[BEGIN]
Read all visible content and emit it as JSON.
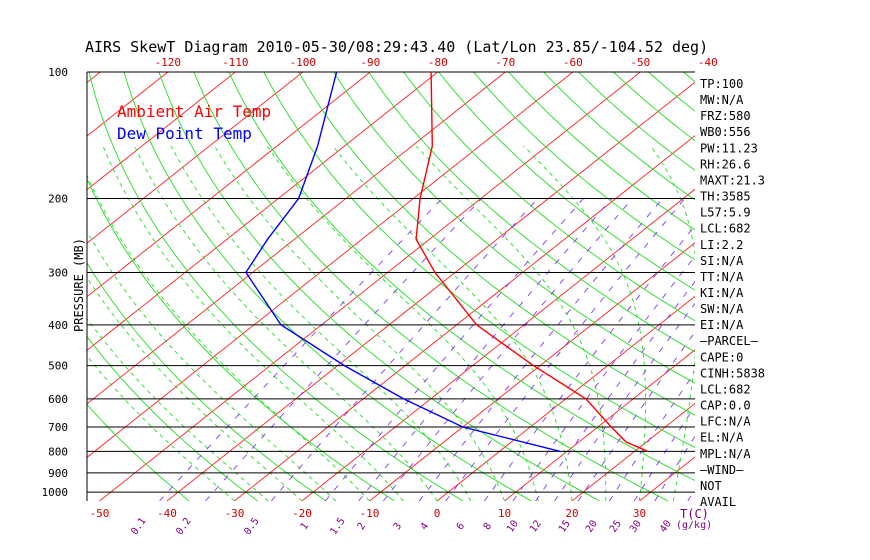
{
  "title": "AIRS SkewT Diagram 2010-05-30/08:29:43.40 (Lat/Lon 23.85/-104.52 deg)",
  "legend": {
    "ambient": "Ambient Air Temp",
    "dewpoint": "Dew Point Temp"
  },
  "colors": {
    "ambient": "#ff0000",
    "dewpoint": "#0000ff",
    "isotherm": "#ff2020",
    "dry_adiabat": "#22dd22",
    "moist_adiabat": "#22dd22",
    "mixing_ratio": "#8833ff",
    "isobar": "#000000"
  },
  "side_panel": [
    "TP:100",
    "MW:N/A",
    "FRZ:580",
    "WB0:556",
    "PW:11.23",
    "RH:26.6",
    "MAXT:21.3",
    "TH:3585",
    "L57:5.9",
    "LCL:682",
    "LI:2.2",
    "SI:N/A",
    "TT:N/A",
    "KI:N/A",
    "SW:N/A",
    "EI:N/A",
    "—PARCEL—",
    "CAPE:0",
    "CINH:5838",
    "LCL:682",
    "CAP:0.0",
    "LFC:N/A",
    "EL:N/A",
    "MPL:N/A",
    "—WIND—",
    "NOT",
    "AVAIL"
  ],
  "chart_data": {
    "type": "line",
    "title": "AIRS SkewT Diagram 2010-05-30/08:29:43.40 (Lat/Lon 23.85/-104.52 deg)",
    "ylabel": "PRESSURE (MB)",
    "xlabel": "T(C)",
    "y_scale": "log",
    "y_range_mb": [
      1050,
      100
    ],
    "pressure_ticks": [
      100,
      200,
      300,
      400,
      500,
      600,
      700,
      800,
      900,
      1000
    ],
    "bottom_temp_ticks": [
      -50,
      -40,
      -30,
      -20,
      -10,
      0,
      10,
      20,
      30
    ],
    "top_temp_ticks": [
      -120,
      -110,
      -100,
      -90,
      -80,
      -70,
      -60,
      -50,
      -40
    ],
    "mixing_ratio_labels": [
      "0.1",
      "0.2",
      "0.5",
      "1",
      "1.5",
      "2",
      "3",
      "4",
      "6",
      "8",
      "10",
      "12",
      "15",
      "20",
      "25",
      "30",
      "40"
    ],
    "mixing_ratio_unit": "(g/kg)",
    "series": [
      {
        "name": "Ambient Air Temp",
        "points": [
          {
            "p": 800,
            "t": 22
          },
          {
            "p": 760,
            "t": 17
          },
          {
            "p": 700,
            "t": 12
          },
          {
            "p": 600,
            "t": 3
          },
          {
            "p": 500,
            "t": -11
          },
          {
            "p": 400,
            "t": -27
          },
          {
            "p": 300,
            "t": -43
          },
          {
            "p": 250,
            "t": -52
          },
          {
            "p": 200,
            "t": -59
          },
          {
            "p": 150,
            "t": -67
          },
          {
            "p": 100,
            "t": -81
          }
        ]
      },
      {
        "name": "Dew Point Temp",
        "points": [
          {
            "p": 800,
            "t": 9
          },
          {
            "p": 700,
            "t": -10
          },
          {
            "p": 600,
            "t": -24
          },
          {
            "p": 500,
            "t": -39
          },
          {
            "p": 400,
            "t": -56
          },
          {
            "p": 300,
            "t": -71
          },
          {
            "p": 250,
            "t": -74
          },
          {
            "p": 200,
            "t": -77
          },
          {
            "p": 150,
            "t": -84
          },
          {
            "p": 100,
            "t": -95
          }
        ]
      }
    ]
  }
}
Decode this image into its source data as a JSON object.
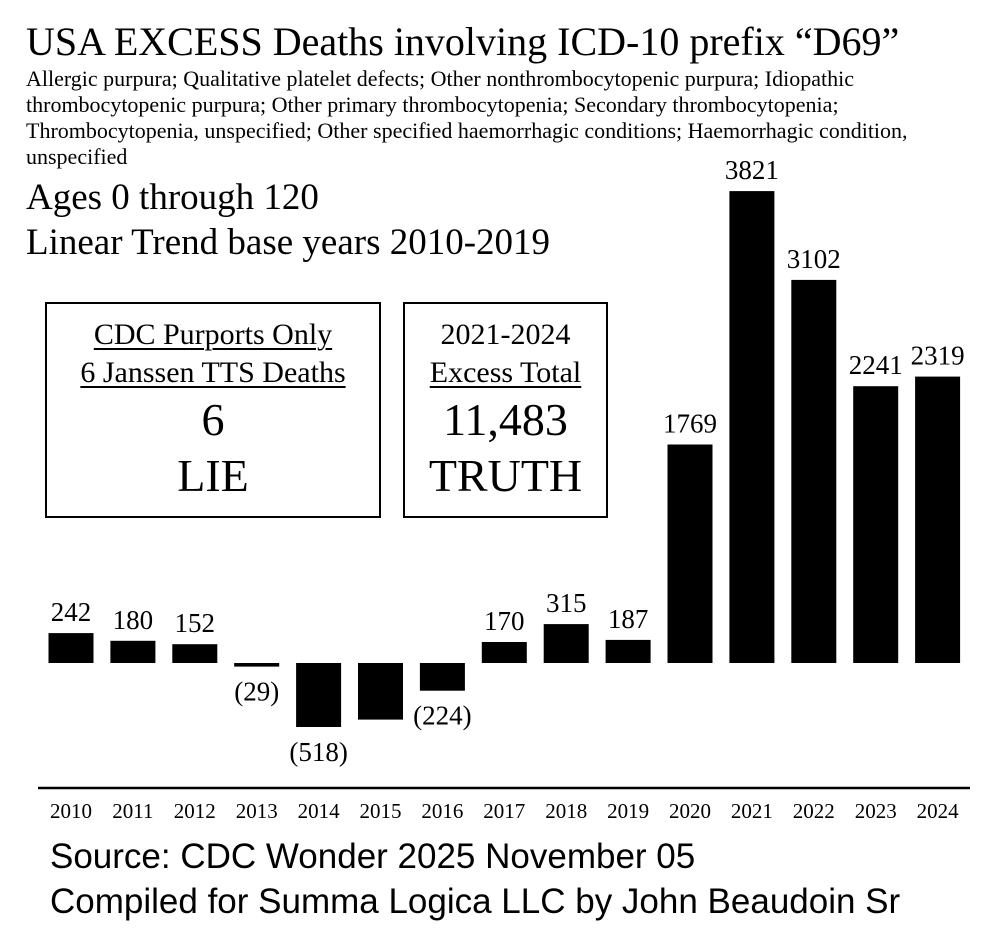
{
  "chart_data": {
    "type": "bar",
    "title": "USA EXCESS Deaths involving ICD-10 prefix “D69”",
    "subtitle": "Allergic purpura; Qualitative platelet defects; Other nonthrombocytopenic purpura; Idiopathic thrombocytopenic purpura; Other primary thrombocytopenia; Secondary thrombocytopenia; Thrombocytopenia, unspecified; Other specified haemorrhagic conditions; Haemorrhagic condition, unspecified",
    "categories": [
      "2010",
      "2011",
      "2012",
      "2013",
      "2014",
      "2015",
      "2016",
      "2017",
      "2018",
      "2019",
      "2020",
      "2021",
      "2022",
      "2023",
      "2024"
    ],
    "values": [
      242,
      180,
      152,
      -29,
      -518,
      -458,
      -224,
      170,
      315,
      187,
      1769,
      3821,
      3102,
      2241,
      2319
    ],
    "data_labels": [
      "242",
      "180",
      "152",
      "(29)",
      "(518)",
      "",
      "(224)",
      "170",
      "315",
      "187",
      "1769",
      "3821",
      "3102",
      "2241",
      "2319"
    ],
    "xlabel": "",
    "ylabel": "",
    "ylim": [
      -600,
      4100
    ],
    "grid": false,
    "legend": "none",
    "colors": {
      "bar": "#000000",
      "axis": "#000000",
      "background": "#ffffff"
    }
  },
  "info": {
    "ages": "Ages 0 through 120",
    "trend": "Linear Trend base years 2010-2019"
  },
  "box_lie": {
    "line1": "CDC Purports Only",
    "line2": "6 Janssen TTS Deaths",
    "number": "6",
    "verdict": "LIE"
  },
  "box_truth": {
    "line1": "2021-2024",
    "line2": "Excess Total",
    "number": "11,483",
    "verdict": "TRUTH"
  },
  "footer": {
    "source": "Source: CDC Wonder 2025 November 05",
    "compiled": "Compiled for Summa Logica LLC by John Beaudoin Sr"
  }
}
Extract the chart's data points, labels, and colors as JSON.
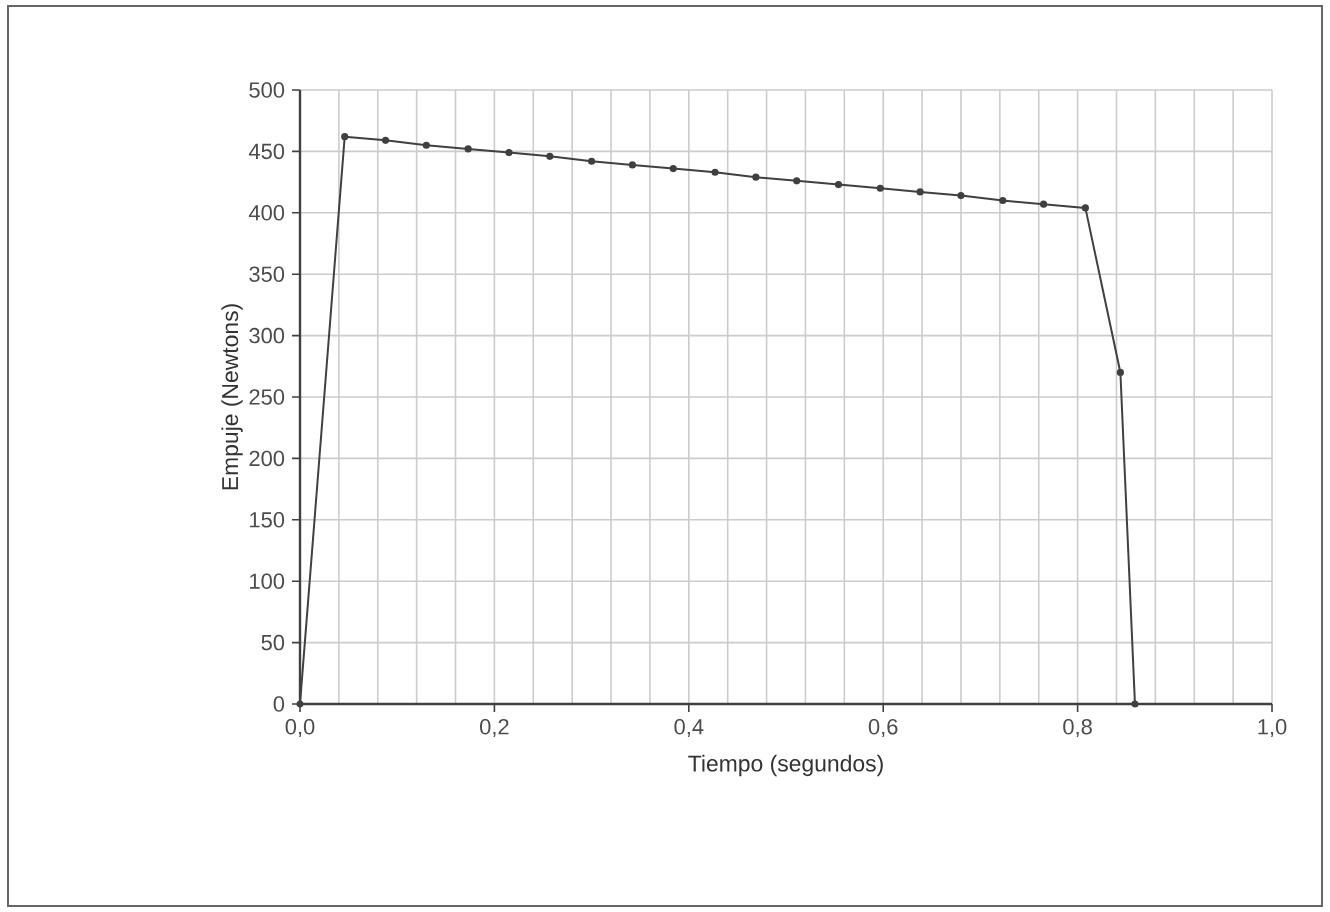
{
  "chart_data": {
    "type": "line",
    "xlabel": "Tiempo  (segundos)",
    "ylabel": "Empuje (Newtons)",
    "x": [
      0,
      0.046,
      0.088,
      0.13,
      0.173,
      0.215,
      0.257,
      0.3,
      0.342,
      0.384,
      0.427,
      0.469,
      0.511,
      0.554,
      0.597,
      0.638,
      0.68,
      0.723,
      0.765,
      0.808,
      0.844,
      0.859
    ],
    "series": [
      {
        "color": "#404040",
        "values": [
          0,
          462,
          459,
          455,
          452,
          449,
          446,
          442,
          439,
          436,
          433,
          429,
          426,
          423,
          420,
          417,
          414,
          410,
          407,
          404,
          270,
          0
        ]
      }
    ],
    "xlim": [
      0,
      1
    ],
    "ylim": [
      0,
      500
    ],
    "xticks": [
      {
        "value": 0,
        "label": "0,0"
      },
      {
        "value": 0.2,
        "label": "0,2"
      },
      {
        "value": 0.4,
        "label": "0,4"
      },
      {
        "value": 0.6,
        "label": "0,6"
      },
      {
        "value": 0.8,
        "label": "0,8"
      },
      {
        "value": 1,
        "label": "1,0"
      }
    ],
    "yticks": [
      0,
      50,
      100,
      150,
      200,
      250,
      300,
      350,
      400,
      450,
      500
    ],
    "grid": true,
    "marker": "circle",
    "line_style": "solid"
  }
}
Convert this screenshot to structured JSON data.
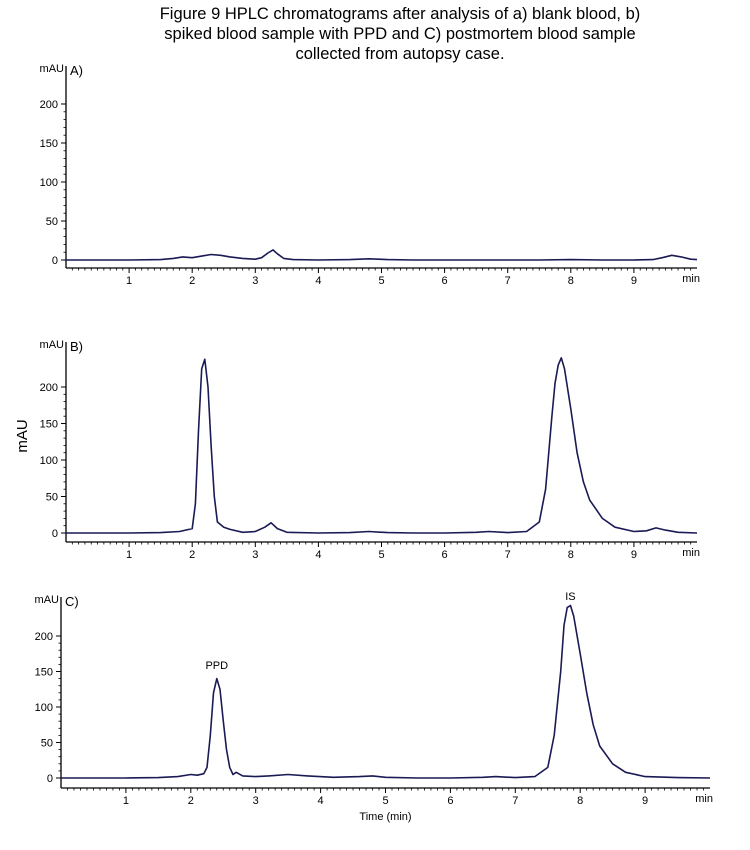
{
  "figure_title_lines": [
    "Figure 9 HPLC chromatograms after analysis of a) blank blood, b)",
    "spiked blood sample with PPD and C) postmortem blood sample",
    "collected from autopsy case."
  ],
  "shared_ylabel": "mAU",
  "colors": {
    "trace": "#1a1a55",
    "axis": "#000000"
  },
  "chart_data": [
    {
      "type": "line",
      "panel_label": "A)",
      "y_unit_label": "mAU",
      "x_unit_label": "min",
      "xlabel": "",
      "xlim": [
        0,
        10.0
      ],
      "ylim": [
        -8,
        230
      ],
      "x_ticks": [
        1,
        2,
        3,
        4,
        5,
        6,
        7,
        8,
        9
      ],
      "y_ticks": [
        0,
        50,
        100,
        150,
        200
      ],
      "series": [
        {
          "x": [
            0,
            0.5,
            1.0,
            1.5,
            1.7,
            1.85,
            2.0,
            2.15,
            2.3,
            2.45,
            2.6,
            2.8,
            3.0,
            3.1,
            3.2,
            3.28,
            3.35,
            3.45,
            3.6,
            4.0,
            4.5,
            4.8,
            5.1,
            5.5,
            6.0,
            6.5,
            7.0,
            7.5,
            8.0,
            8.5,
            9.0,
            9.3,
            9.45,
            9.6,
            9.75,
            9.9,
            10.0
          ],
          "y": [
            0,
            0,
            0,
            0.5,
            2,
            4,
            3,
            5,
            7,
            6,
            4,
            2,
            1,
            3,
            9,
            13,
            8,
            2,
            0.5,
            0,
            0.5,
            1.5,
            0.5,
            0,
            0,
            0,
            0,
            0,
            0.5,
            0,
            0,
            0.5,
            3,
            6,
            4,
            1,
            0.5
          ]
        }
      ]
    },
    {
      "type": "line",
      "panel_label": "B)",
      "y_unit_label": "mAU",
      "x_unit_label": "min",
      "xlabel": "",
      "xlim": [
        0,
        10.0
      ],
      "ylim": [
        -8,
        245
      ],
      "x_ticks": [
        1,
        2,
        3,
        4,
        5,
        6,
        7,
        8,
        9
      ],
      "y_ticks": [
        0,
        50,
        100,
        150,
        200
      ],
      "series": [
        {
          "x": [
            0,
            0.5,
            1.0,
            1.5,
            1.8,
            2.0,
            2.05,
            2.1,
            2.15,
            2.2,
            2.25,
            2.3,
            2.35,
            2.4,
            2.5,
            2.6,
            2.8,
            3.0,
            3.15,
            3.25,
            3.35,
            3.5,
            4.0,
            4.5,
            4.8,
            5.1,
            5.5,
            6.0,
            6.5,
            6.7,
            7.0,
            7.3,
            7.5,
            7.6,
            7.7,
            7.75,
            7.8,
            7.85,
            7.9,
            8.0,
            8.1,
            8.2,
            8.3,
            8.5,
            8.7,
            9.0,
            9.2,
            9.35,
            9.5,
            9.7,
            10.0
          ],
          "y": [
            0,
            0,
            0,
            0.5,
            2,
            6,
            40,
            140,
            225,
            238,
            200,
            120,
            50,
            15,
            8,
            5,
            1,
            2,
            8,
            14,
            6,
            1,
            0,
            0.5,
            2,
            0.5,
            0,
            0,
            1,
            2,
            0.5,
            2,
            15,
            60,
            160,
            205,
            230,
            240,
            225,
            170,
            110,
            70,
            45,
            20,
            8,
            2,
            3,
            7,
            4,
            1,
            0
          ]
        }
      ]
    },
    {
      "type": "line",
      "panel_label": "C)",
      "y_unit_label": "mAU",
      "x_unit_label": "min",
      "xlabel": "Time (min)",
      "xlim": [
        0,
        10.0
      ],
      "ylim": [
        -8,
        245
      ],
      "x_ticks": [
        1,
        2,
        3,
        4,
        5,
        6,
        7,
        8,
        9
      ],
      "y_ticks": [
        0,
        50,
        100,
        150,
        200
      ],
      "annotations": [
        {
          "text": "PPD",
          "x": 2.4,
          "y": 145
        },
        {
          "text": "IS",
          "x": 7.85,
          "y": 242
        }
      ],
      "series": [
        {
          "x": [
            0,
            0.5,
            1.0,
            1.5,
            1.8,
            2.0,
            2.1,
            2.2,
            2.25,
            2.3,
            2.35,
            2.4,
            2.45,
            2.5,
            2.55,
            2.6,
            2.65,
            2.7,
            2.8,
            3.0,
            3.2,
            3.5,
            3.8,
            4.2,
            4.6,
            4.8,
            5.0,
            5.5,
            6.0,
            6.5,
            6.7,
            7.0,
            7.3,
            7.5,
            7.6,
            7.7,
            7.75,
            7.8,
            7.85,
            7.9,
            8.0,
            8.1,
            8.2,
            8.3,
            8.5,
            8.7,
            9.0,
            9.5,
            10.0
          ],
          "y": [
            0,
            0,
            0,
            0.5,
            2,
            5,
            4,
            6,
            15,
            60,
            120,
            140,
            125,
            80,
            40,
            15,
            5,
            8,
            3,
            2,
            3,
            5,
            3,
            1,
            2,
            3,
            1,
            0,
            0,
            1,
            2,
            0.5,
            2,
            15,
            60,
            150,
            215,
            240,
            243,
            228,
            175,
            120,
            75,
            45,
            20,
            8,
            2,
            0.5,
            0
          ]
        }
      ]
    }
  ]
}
[END]
EXERCISE PROMPT: Go over the data above and copy every line that has the word "this" in it.

EXERCISE SOLUTION:
Decode this image into its source data as a JSON object.
Convert this screenshot to structured JSON data.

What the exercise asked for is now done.